Your objective - Write the data out again exactly, with no pictures.

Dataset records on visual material
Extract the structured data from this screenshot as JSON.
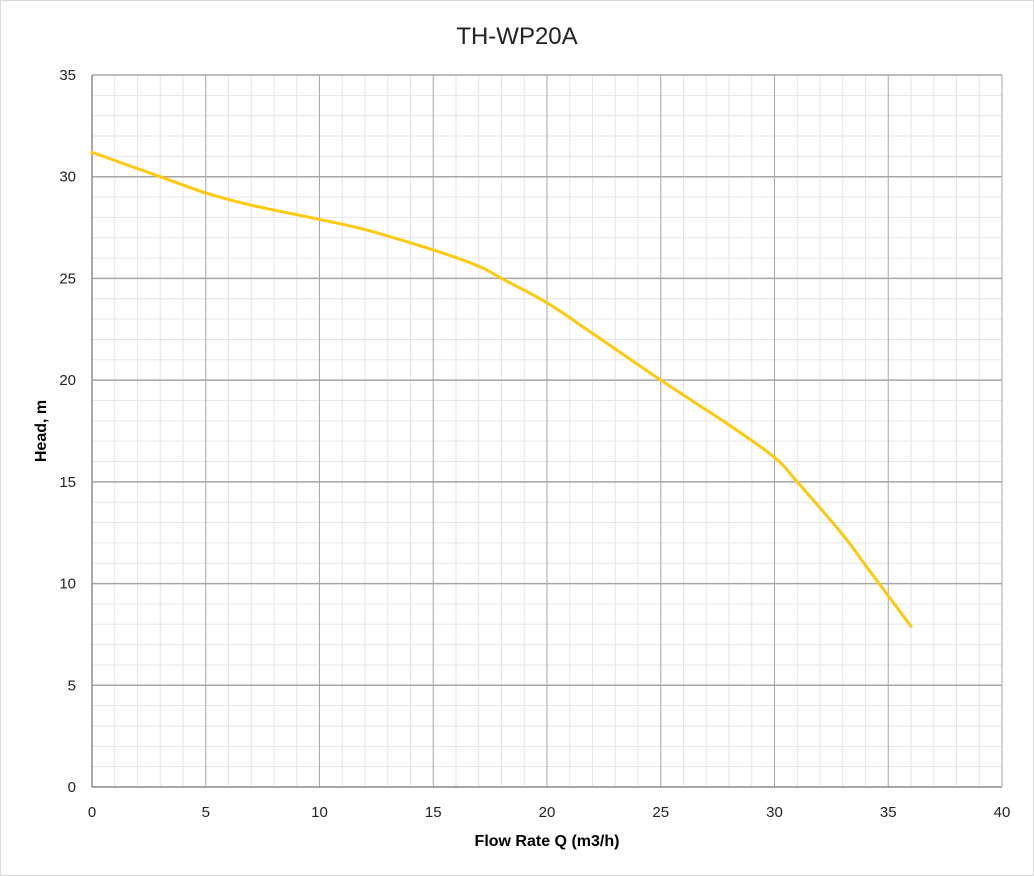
{
  "chart_data": {
    "type": "line",
    "title": "TH-WP20A",
    "xlabel": "Flow Rate Q (m3/h)",
    "ylabel": "Head, m",
    "xlim": [
      0,
      40
    ],
    "ylim": [
      0,
      35
    ],
    "x_ticks": [
      0,
      5,
      10,
      15,
      20,
      25,
      30,
      35,
      40
    ],
    "y_ticks": [
      0,
      5,
      10,
      15,
      20,
      25,
      30,
      35
    ],
    "grid": true,
    "minor_grid": true,
    "legend": "none",
    "colors": {
      "line": "#FFC90E",
      "major_grid": "#a6a6a6",
      "minor_grid": "#e6e6e6"
    },
    "series": [
      {
        "x": [
          0,
          3,
          5,
          7,
          10,
          12,
          15,
          17,
          18,
          20,
          22,
          25,
          28,
          30,
          31,
          33,
          34,
          35,
          36
        ],
        "y": [
          31.2,
          30.0,
          29.2,
          28.6,
          27.9,
          27.4,
          26.4,
          25.6,
          25.0,
          23.8,
          22.3,
          20.0,
          17.8,
          16.2,
          15.0,
          12.4,
          10.9,
          9.4,
          7.9
        ]
      }
    ]
  }
}
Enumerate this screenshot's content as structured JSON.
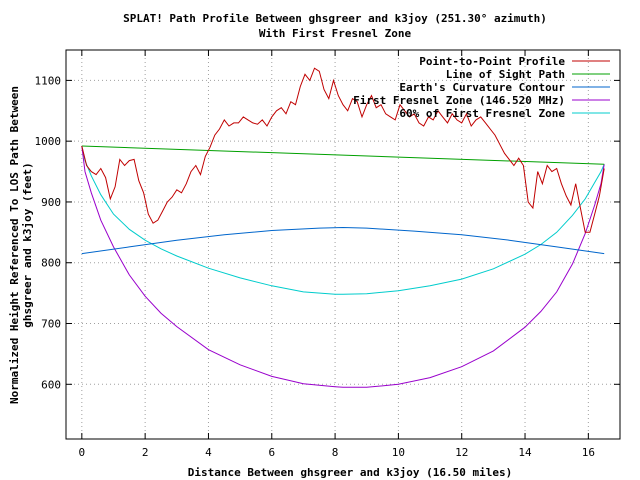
{
  "chart_data": {
    "type": "line",
    "title": "SPLAT! Path Profile Between ghsgreer and k3joy (251.30° azimuth)",
    "subtitle": "With First Fresnel Zone",
    "xlabel": "Distance Between ghsgreer and k3joy (16.50 miles)",
    "ylabel_line1": "Normalized Height Referenced To LOS Path Between",
    "ylabel_line2": "ghsgreer and k3joy (feet)",
    "xlim": [
      -0.5,
      17
    ],
    "ylim": [
      510,
      1150
    ],
    "xticks": [
      0,
      2,
      4,
      6,
      8,
      10,
      12,
      14,
      16
    ],
    "yticks": [
      600,
      700,
      800,
      900,
      1000,
      1100
    ],
    "grid": true,
    "legend_position": "top-right",
    "series": [
      {
        "name": "Point-to-Point Profile",
        "color": "#c00000",
        "x": [
          0,
          0.15,
          0.3,
          0.45,
          0.6,
          0.75,
          0.9,
          1.05,
          1.2,
          1.35,
          1.5,
          1.65,
          1.8,
          1.95,
          2.1,
          2.25,
          2.4,
          2.55,
          2.7,
          2.85,
          3.0,
          3.15,
          3.3,
          3.45,
          3.6,
          3.75,
          3.9,
          4.05,
          4.2,
          4.35,
          4.5,
          4.65,
          4.8,
          4.95,
          5.1,
          5.25,
          5.4,
          5.55,
          5.7,
          5.85,
          6.0,
          6.15,
          6.3,
          6.45,
          6.6,
          6.75,
          6.9,
          7.05,
          7.2,
          7.35,
          7.5,
          7.65,
          7.8,
          7.95,
          8.1,
          8.25,
          8.4,
          8.55,
          8.7,
          8.85,
          9.0,
          9.15,
          9.3,
          9.45,
          9.6,
          9.75,
          9.9,
          10.05,
          10.2,
          10.35,
          10.5,
          10.65,
          10.8,
          10.95,
          11.1,
          11.25,
          11.4,
          11.55,
          11.7,
          11.85,
          12.0,
          12.15,
          12.3,
          12.45,
          12.6,
          12.75,
          12.9,
          13.05,
          13.2,
          13.35,
          13.5,
          13.65,
          13.8,
          13.95,
          14.1,
          14.25,
          14.4,
          14.55,
          14.7,
          14.85,
          15.0,
          15.15,
          15.3,
          15.45,
          15.6,
          15.75,
          15.9,
          16.05,
          16.2,
          16.35,
          16.5
        ],
        "values": [
          992,
          960,
          950,
          945,
          955,
          940,
          905,
          925,
          970,
          960,
          968,
          970,
          935,
          915,
          880,
          865,
          870,
          885,
          900,
          908,
          920,
          915,
          930,
          950,
          960,
          945,
          975,
          990,
          1010,
          1020,
          1035,
          1025,
          1030,
          1030,
          1040,
          1035,
          1030,
          1028,
          1035,
          1025,
          1040,
          1050,
          1055,
          1045,
          1065,
          1060,
          1090,
          1110,
          1100,
          1120,
          1115,
          1085,
          1070,
          1100,
          1075,
          1060,
          1050,
          1070,
          1065,
          1040,
          1060,
          1075,
          1055,
          1060,
          1045,
          1040,
          1035,
          1060,
          1050,
          1040,
          1045,
          1030,
          1025,
          1040,
          1035,
          1050,
          1040,
          1030,
          1045,
          1035,
          1030,
          1045,
          1025,
          1035,
          1040,
          1030,
          1020,
          1010,
          995,
          980,
          970,
          960,
          972,
          960,
          900,
          890,
          950,
          930,
          960,
          950,
          955,
          930,
          910,
          895,
          930,
          890,
          850,
          850,
          880,
          910,
          955
        ]
      },
      {
        "name": "Line of Sight Path",
        "color": "#00a000",
        "x": [
          0,
          16.5
        ],
        "values": [
          992,
          962
        ]
      },
      {
        "name": "Earth's Curvature Contour",
        "color": "#0066cc",
        "x": [
          0,
          1.5,
          3,
          4.5,
          6,
          7.5,
          8.25,
          9,
          10.5,
          12,
          13.5,
          15,
          16.5
        ],
        "values": [
          815,
          826,
          837,
          846,
          853,
          857,
          858,
          857,
          852,
          846,
          837,
          826,
          815
        ]
      },
      {
        "name": "First Fresnel Zone (146.520 MHz)",
        "color": "#9900cc",
        "x": [
          0,
          0.1,
          0.3,
          0.6,
          1,
          1.5,
          2,
          2.5,
          3,
          4,
          5,
          6,
          7,
          8,
          8.25,
          9,
          10,
          11,
          12,
          13,
          14,
          14.5,
          15,
          15.5,
          15.9,
          16.2,
          16.4,
          16.5
        ],
        "values": [
          992,
          950,
          915,
          870,
          826,
          780,
          745,
          717,
          695,
          657,
          632,
          613,
          601,
          596,
          595,
          595,
          600,
          611,
          629,
          655,
          694,
          720,
          752,
          798,
          848,
          895,
          930,
          962
        ]
      },
      {
        "name": "60% of First Fresnel Zone",
        "color": "#00cccc",
        "x": [
          0,
          0.1,
          0.3,
          0.6,
          1,
          1.5,
          2,
          2.5,
          3,
          4,
          5,
          6,
          7,
          8,
          8.25,
          9,
          10,
          11,
          12,
          13,
          14,
          14.5,
          15,
          15.5,
          15.9,
          16.2,
          16.4,
          16.5
        ],
        "values": [
          992,
          968,
          943,
          912,
          880,
          855,
          837,
          823,
          811,
          791,
          775,
          762,
          752,
          748,
          748,
          749,
          754,
          762,
          773,
          790,
          814,
          830,
          850,
          878,
          905,
          932,
          950,
          962
        ]
      }
    ]
  }
}
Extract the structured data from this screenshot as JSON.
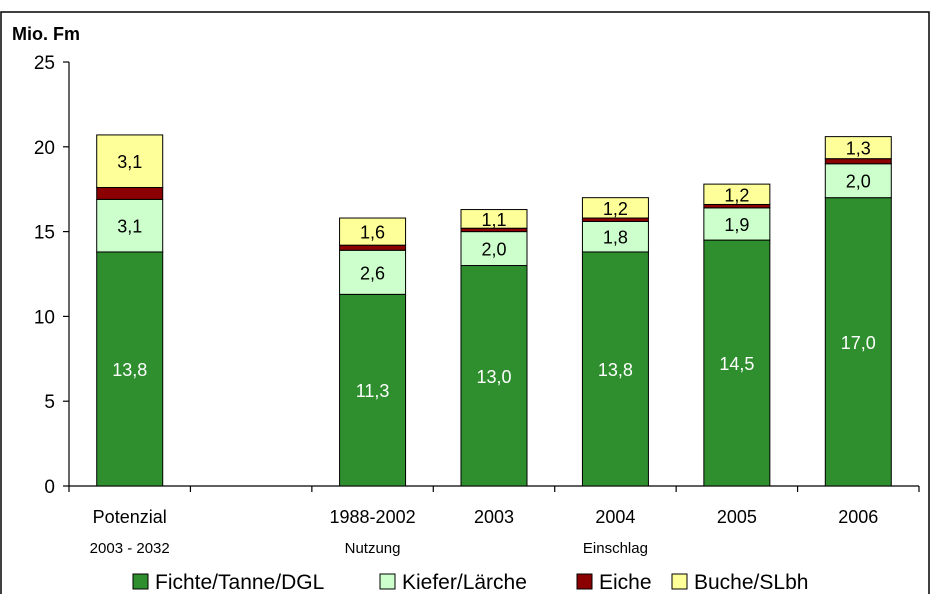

Output for this task -
Extract the structured data from this screenshot as JSON.
{
  "chart_data": {
    "type": "line",
    "title": "TH-WP20A",
    "xlabel": "Flow Rate Q (m3/h)",
    "ylabel": "Head, m",
    "xlim": [
      0,
      40
    ],
    "ylim": [
      0,
      35
    ],
    "x_ticks": [
      0,
      5,
      10,
      15,
      20,
      25,
      30,
      35,
      40
    ],
    "y_ticks": [
      0,
      5,
      10,
      15,
      20,
      25,
      30,
      35
    ],
    "grid": true,
    "minor_grid": true,
    "legend": "none",
    "colors": {
      "line": "#FFC90E",
      "major_grid": "#a6a6a6",
      "minor_grid": "#e6e6e6"
    },
    "series": [
      {
        "x": [
          0,
          3,
          5,
          7,
          10,
          12,
          15,
          17,
          18,
          20,
          22,
          25,
          28,
          30,
          31,
          33,
          34,
          35,
          36
        ],
        "y": [
          31.2,
          30.0,
          29.2,
          28.6,
          27.9,
          27.4,
          26.4,
          25.6,
          25.0,
          23.8,
          22.3,
          20.0,
          17.8,
          16.2,
          15.0,
          12.4,
          10.9,
          9.4,
          7.9
        ]
      }
    ]
  }
}
Enumerate this screenshot's content as structured JSON.
{
  "chart_data": {
    "type": "line",
    "title": "SPLAT! Path Profile Between ghsgreer and k3joy (251.30° azimuth)",
    "subtitle": "With First Fresnel Zone",
    "xlabel": "Distance Between ghsgreer and k3joy (16.50 miles)",
    "ylabel_line1": "Normalized Height Referenced To LOS Path Between",
    "ylabel_line2": "ghsgreer and k3joy (feet)",
    "xlim": [
      -0.5,
      17
    ],
    "ylim": [
      510,
      1150
    ],
    "xticks": [
      0,
      2,
      4,
      6,
      8,
      10,
      12,
      14,
      16
    ],
    "yticks": [
      600,
      700,
      800,
      900,
      1000,
      1100
    ],
    "grid": true,
    "legend_position": "top-right",
    "series": [
      {
        "name": "Point-to-Point Profile",
        "color": "#c00000",
        "x": [
          0,
          0.15,
          0.3,
          0.45,
          0.6,
          0.75,
          0.9,
          1.05,
          1.2,
          1.35,
          1.5,
          1.65,
          1.8,
          1.95,
          2.1,
          2.25,
          2.4,
          2.55,
          2.7,
          2.85,
          3.0,
          3.15,
          3.3,
          3.45,
          3.6,
          3.75,
          3.9,
          4.05,
          4.2,
          4.35,
          4.5,
          4.65,
          4.8,
          4.95,
          5.1,
          5.25,
          5.4,
          5.55,
          5.7,
          5.85,
          6.0,
          6.15,
          6.3,
          6.45,
          6.6,
          6.75,
          6.9,
          7.05,
          7.2,
          7.35,
          7.5,
          7.65,
          7.8,
          7.95,
          8.1,
          8.25,
          8.4,
          8.55,
          8.7,
          8.85,
          9.0,
          9.15,
          9.3,
          9.45,
          9.6,
          9.75,
          9.9,
          10.05,
          10.2,
          10.35,
          10.5,
          10.65,
          10.8,
          10.95,
          11.1,
          11.25,
          11.4,
          11.55,
          11.7,
          11.85,
          12.0,
          12.15,
          12.3,
          12.45,
          12.6,
          12.75,
          12.9,
          13.05,
          13.2,
          13.35,
          13.5,
          13.65,
          13.8,
          13.95,
          14.1,
          14.25,
          14.4,
          14.55,
          14.7,
          14.85,
          15.0,
          15.15,
          15.3,
          15.45,
          15.6,
          15.75,
          15.9,
          16.05,
          16.2,
          16.35,
          16.5
        ],
        "values": [
          992,
          960,
          950,
          945,
          955,
          940,
          905,
          925,
          970,
          960,
          968,
          970,
          935,
          915,
          880,
          865,
          870,
          885,
          900,
          908,
          920,
          915,
          930,
          950,
          960,
          945,
          975,
          990,
          1010,
          1020,
          1035,
          1025,
          1030,
          1030,
          1040,
          1035,
          1030,
          1028,
          1035,
          1025,
          1040,
          1050,
          1055,
          1045,
          1065,
          1060,
          1090,
          1110,
          1100,
          1120,
          1115,
          1085,
          1070,
          1100,
          1075,
          1060,
          1050,
          1070,
          1065,
          1040,
          1060,
          1075,
          1055,
          1060,
          1045,
          1040,
          1035,
          1060,
          1050,
          1040,
          1045,
          1030,
          1025,
          1040,
          1035,
          1050,
          1040,
          1030,
          1045,
          1035,
          1030,
          1045,
          1025,
          1035,
          1040,
          1030,
          1020,
          1010,
          995,
          980,
          970,
          960,
          972,
          960,
          900,
          890,
          950,
          930,
          960,
          950,
          955,
          930,
          910,
          895,
          930,
          890,
          850,
          850,
          880,
          910,
          955
        ]
      },
      {
        "name": "Line of Sight Path",
        "color": "#00a000",
        "x": [
          0,
          16.5
        ],
        "values": [
          992,
          962
        ]
      },
      {
        "name": "Earth's Curvature Contour",
        "color": "#0066cc",
        "x": [
          0,
          1.5,
          3,
          4.5,
          6,
          7.5,
          8.25,
          9,
          10.5,
          12,
          13.5,
          15,
          16.5
        ],
        "values": [
          815,
          826,
          837,
          846,
          853,
          857,
          858,
          857,
          852,
          846,
          837,
          826,
          815
        ]
      },
      {
        "name": "First Fresnel Zone (146.520 MHz)",
        "color": "#9900cc",
        "x": [
          0,
          0.1,
          0.3,
          0.6,
          1,
          1.5,
          2,
          2.5,
          3,
          4,
          5,
          6,
          7,
          8,
          8.25,
          9,
          10,
          11,
          12,
          13,
          14,
          14.5,
          15,
          15.5,
          15.9,
          16.2,
          16.4,
          16.5
        ],
        "values": [
          992,
          950,
          915,
          870,
          826,
          780,
          745,
          717,
          695,
          657,
          632,
          613,
          601,
          596,
          595,
          595,
          600,
          611,
          629,
          655,
          694,
          720,
          752,
          798,
          848,
          895,
          930,
          962
        ]
      },
      {
        "name": "60% of First Fresnel Zone",
        "color": "#00cccc",
        "x": [
          0,
          0.1,
          0.3,
          0.6,
          1,
          1.5,
          2,
          2.5,
          3,
          4,
          5,
          6,
          7,
          8,
          8.25,
          9,
          10,
          11,
          12,
          13,
          14,
          14.5,
          15,
          15.5,
          15.9,
          16.2,
          16.4,
          16.5
        ],
        "values": [
          992,
          968,
          943,
          912,
          880,
          855,
          837,
          823,
          811,
          791,
          775,
          762,
          752,
          748,
          748,
          749,
          754,
          762,
          773,
          790,
          814,
          830,
          850,
          878,
          905,
          932,
          950,
          962
        ]
      }
    ]
  }
}
Extract the structured data from this screenshot as JSON.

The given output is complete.